> _Given request_: In the listing, swap "bounding box" for "box coordinates" and give the lines again with nothing else altered.

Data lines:
>> Start

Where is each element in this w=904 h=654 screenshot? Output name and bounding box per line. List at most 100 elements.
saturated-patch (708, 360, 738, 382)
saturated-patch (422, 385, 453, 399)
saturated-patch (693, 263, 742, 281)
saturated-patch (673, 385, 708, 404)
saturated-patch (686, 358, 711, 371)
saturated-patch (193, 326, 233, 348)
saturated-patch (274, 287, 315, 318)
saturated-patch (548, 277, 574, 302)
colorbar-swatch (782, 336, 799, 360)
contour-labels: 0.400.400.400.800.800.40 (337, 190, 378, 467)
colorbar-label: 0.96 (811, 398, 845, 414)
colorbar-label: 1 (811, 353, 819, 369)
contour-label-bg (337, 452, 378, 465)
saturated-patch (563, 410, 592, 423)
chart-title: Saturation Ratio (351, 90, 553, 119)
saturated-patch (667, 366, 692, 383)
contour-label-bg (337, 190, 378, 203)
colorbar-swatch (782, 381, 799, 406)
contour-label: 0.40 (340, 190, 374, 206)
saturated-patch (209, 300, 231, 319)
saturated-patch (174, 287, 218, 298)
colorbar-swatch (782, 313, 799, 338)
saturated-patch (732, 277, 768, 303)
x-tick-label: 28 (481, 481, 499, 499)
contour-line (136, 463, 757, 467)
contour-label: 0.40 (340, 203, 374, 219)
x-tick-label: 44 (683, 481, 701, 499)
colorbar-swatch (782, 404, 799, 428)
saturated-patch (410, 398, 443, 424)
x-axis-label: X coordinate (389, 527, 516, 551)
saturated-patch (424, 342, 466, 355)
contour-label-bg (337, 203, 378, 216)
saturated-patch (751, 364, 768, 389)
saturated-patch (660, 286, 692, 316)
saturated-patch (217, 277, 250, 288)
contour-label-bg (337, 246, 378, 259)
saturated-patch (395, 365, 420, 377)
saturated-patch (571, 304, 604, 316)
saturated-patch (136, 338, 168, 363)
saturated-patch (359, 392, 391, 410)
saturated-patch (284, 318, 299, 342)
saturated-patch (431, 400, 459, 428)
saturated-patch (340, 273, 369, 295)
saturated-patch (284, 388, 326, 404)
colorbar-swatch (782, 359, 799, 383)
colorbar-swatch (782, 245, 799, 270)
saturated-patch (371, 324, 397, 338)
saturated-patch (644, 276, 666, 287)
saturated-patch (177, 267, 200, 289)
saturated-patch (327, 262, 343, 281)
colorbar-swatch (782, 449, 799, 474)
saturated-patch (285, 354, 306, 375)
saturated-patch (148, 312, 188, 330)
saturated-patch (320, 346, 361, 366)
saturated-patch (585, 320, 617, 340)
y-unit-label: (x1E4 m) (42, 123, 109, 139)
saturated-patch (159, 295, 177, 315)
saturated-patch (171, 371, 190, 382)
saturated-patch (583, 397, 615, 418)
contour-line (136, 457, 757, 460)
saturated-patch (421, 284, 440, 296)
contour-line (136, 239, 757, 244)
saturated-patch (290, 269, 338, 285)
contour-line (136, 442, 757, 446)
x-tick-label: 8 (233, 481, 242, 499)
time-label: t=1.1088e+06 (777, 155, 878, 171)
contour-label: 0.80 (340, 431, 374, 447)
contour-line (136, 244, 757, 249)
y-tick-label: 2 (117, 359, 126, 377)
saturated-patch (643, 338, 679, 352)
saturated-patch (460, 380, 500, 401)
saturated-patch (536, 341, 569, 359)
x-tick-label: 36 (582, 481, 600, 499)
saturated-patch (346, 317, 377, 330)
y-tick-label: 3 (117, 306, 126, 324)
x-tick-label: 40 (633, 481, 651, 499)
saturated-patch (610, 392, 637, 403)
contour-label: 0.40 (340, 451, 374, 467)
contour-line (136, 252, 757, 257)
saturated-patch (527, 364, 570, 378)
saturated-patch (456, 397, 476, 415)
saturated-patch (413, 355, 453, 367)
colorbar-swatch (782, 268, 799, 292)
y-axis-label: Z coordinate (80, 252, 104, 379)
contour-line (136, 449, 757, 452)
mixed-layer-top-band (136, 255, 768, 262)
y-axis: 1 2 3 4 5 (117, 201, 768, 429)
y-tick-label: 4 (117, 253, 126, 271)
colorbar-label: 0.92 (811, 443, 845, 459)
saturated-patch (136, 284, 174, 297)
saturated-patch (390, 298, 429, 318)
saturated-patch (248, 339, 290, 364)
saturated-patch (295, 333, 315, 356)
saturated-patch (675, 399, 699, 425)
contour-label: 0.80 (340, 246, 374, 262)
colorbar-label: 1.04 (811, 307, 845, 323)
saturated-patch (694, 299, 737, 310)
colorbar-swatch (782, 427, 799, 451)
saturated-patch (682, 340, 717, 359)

>> End

> _Answer to this exercise_:
Where is each element in this w=904 h=654 screenshot? Output name and box coordinates per line. List at most 100 elements.
saturated-patch (708, 360, 738, 382)
saturated-patch (422, 385, 453, 399)
saturated-patch (693, 263, 742, 281)
saturated-patch (673, 385, 708, 404)
saturated-patch (686, 358, 711, 371)
saturated-patch (193, 326, 233, 348)
saturated-patch (274, 287, 315, 318)
saturated-patch (548, 277, 574, 302)
colorbar-swatch (782, 336, 799, 360)
contour-labels: 0.400.400.400.800.800.40 (337, 190, 378, 467)
colorbar-label: 0.96 (811, 398, 845, 414)
colorbar-label: 1 (811, 353, 819, 369)
contour-label-bg (337, 452, 378, 465)
saturated-patch (563, 410, 592, 423)
chart-title: Saturation Ratio (351, 90, 553, 119)
saturated-patch (667, 366, 692, 383)
contour-label-bg (337, 190, 378, 203)
colorbar-swatch (782, 381, 799, 406)
contour-label: 0.40 (340, 190, 374, 206)
saturated-patch (209, 300, 231, 319)
saturated-patch (174, 287, 218, 298)
colorbar-swatch (782, 313, 799, 338)
saturated-patch (732, 277, 768, 303)
x-tick-label: 28 (481, 481, 499, 499)
contour-line (136, 463, 757, 467)
contour-label: 0.40 (340, 203, 374, 219)
x-tick-label: 44 (683, 481, 701, 499)
colorbar-swatch (782, 404, 799, 428)
saturated-patch (410, 398, 443, 424)
x-axis-label: X coordinate (389, 527, 516, 551)
saturated-patch (424, 342, 466, 355)
contour-label-bg (337, 203, 378, 216)
saturated-patch (751, 364, 768, 389)
saturated-patch (660, 286, 692, 316)
saturated-patch (217, 277, 250, 288)
contour-label-bg (337, 246, 378, 259)
saturated-patch (395, 365, 420, 377)
saturated-patch (571, 304, 604, 316)
saturated-patch (136, 338, 168, 363)
saturated-patch (359, 392, 391, 410)
saturated-patch (284, 318, 299, 342)
saturated-patch (431, 400, 459, 428)
saturated-patch (340, 273, 369, 295)
saturated-patch (284, 388, 326, 404)
colorbar-swatch (782, 359, 799, 383)
colorbar-swatch (782, 245, 799, 270)
saturated-patch (371, 324, 397, 338)
saturated-patch (644, 276, 666, 287)
saturated-patch (177, 267, 200, 289)
saturated-patch (327, 262, 343, 281)
colorbar-swatch (782, 449, 799, 474)
saturated-patch (285, 354, 306, 375)
saturated-patch (148, 312, 188, 330)
saturated-patch (320, 346, 361, 366)
saturated-patch (585, 320, 617, 340)
y-unit-label: (x1E4 m) (42, 123, 109, 139)
saturated-patch (159, 295, 177, 315)
saturated-patch (171, 371, 190, 382)
saturated-patch (583, 397, 615, 418)
contour-line (136, 457, 757, 460)
saturated-patch (421, 284, 440, 296)
contour-line (136, 239, 757, 244)
saturated-patch (290, 269, 338, 285)
contour-line (136, 442, 757, 446)
x-tick-label: 8 (233, 481, 242, 499)
time-label: t=1.1088e+06 (777, 155, 878, 171)
contour-label: 0.80 (340, 431, 374, 447)
contour-line (136, 244, 757, 249)
y-tick-label: 2 (117, 359, 126, 377)
saturated-patch (643, 338, 679, 352)
saturated-patch (460, 380, 500, 401)
saturated-patch (536, 341, 569, 359)
x-tick-label: 36 (582, 481, 600, 499)
saturated-patch (346, 317, 377, 330)
y-tick-label: 3 (117, 306, 126, 324)
x-tick-label: 40 (633, 481, 651, 499)
saturated-patch (610, 392, 637, 403)
contour-label: 0.40 (340, 451, 374, 467)
contour-line (136, 252, 757, 257)
saturated-patch (527, 364, 570, 378)
saturated-patch (456, 397, 476, 415)
saturated-patch (413, 355, 453, 367)
colorbar-swatch (782, 268, 799, 292)
y-axis-label: Z coordinate (80, 252, 104, 379)
contour-line (136, 449, 757, 452)
mixed-layer-top-band (136, 255, 768, 262)
y-axis: 1 2 3 4 5 (117, 201, 768, 429)
y-tick-label: 4 (117, 253, 126, 271)
colorbar-label: 0.92 (811, 443, 845, 459)
saturated-patch (136, 284, 174, 297)
saturated-patch (390, 298, 429, 318)
saturated-patch (248, 339, 290, 364)
saturated-patch (295, 333, 315, 356)
saturated-patch (675, 399, 699, 425)
contour-label: 0.80 (340, 246, 374, 262)
colorbar-label: 1.04 (811, 307, 845, 323)
saturated-patch (694, 299, 737, 310)
colorbar-swatch (782, 427, 799, 451)
saturated-patch (682, 340, 717, 359)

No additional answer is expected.